WHAT NEEDS TO BE DONE: Copy each line below in which the word "came" occurs.

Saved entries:
══════════
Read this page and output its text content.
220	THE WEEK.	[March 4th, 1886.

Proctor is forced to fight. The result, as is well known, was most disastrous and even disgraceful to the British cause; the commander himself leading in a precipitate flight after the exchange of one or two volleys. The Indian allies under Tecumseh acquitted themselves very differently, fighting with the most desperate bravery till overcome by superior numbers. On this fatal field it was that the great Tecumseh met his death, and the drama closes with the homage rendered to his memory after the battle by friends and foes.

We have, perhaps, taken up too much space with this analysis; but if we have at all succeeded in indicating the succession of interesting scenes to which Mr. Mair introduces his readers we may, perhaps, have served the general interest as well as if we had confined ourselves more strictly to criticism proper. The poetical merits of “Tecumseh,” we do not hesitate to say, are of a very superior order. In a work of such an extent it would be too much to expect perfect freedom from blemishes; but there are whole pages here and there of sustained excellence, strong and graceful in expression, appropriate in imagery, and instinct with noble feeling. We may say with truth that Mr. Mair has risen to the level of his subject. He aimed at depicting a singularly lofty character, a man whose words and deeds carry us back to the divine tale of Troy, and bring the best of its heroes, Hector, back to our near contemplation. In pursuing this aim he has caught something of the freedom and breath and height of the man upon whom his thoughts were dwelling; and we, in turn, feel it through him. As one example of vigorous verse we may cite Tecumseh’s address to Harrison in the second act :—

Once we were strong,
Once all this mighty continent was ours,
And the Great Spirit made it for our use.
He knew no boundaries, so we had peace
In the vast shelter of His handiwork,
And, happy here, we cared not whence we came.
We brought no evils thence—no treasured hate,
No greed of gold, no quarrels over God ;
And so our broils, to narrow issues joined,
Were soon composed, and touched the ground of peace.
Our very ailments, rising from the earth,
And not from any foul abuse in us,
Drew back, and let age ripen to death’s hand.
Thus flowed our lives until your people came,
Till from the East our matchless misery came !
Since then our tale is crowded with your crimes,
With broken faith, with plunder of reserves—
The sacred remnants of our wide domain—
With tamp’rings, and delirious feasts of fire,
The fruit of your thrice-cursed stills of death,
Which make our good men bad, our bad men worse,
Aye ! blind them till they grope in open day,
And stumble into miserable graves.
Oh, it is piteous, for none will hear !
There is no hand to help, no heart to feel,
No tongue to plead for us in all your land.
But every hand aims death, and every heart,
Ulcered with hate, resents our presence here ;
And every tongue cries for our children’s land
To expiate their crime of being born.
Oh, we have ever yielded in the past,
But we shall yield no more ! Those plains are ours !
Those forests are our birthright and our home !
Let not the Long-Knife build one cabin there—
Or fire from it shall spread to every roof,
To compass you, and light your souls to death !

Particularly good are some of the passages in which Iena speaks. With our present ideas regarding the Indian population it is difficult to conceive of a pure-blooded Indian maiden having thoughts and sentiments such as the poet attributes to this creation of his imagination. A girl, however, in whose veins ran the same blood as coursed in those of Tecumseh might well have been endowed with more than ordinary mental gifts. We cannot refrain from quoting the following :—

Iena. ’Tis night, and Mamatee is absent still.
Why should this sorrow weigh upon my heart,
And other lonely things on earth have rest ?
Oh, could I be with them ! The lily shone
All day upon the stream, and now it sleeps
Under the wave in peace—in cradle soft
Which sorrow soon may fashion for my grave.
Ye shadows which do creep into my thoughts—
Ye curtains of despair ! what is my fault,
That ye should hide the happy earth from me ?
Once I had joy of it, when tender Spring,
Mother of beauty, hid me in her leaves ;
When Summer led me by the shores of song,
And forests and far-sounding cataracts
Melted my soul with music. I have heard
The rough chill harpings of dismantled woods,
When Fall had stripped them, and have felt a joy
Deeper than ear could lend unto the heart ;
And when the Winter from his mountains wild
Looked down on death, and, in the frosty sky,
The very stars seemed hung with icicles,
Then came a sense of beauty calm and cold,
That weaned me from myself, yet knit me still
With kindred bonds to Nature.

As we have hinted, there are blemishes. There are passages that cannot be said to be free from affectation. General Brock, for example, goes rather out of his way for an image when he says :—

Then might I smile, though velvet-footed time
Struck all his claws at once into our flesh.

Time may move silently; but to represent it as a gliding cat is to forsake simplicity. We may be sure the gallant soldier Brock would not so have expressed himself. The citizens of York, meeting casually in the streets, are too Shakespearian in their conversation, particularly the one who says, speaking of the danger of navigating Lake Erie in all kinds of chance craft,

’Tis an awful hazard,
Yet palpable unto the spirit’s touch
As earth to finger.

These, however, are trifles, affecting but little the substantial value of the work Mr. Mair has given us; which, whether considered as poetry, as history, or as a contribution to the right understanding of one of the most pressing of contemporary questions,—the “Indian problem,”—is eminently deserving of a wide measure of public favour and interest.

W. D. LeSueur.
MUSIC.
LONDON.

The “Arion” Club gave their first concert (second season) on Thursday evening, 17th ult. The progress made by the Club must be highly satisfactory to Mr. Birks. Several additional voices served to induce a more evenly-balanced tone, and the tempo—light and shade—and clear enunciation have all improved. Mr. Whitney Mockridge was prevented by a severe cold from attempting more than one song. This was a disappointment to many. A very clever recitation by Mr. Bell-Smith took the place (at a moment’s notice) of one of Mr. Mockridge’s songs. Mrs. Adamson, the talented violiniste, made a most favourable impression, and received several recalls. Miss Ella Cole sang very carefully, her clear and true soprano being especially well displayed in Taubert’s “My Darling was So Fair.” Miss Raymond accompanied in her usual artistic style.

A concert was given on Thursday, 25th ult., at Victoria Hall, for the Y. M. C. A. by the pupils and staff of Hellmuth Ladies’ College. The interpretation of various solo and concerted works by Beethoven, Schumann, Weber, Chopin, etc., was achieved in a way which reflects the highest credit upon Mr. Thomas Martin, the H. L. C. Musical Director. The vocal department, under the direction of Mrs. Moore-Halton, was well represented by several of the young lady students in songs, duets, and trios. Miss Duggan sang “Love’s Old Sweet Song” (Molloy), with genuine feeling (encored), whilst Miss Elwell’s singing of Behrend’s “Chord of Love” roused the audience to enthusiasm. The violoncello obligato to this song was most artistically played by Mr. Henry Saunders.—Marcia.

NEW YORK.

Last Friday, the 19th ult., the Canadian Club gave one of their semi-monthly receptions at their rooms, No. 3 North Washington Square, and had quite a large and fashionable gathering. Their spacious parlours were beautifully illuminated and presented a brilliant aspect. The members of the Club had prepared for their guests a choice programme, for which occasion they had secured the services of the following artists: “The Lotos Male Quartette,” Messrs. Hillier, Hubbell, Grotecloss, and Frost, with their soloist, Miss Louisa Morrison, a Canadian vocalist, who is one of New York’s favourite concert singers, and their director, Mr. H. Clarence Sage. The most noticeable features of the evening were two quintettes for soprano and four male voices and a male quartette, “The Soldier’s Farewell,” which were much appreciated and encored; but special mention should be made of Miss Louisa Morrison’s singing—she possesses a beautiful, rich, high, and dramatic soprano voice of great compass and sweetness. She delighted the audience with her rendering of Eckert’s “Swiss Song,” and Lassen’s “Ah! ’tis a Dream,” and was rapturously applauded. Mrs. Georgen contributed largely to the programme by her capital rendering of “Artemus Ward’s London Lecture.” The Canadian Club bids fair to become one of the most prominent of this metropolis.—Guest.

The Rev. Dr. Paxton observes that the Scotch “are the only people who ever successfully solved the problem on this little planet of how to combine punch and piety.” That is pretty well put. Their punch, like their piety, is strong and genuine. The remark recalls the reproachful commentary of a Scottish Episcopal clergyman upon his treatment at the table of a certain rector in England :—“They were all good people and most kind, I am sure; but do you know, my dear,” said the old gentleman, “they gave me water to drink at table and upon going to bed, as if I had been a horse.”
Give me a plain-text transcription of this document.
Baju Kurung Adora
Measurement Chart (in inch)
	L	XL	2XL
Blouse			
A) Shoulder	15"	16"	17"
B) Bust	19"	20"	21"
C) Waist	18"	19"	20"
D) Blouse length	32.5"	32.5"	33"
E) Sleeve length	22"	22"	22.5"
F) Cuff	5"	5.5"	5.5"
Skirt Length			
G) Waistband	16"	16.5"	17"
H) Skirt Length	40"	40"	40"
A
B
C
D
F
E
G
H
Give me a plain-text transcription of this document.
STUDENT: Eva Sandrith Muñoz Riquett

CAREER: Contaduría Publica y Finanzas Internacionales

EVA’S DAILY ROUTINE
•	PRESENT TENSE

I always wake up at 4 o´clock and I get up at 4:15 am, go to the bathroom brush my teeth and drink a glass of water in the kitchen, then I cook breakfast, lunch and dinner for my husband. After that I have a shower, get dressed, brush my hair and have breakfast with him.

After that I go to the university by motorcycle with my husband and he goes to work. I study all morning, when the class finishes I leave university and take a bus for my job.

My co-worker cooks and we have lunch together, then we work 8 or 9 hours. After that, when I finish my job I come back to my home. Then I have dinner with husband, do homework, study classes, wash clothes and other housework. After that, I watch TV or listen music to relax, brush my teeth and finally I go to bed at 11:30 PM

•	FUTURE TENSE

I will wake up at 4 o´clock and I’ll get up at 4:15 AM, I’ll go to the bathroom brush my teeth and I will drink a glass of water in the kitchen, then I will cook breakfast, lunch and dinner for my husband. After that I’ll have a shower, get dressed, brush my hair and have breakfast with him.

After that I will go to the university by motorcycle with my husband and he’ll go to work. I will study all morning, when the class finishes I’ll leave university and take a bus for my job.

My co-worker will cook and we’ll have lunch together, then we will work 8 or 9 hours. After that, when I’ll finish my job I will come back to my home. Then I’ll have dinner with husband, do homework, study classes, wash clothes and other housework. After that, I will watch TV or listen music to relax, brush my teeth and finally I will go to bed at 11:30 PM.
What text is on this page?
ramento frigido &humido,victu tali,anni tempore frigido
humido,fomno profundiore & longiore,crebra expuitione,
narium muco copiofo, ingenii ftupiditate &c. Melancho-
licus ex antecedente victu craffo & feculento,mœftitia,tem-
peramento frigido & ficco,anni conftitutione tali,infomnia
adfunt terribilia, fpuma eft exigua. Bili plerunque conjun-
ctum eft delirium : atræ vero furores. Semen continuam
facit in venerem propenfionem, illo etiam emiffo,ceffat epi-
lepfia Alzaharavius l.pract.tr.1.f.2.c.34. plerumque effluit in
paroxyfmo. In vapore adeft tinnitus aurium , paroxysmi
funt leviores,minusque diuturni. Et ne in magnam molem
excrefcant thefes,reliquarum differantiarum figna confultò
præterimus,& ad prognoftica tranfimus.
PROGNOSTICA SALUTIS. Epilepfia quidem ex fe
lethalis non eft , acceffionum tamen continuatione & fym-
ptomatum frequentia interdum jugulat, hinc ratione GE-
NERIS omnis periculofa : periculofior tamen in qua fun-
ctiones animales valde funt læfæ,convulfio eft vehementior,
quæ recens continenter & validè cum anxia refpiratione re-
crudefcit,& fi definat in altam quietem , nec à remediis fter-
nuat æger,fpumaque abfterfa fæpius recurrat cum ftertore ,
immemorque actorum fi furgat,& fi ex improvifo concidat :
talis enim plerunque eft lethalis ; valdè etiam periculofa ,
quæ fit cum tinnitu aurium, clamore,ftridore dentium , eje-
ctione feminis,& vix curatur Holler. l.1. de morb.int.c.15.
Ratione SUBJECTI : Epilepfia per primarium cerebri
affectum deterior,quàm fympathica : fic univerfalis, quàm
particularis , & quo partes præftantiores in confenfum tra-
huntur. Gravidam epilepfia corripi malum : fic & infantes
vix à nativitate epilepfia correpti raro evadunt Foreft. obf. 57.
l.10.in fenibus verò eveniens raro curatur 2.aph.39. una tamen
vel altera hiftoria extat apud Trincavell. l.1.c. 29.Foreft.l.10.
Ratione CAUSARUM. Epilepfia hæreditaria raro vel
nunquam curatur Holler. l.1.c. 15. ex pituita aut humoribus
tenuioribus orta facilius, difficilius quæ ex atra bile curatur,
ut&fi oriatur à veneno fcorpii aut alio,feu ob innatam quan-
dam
══════════
ANSWER FOR THE TASK:
And, happy here, we cared not whence we came.
Thus flowed our lives until your people came,
Till from the East our matchless misery came !
Then came a sense of beauty calm and cold,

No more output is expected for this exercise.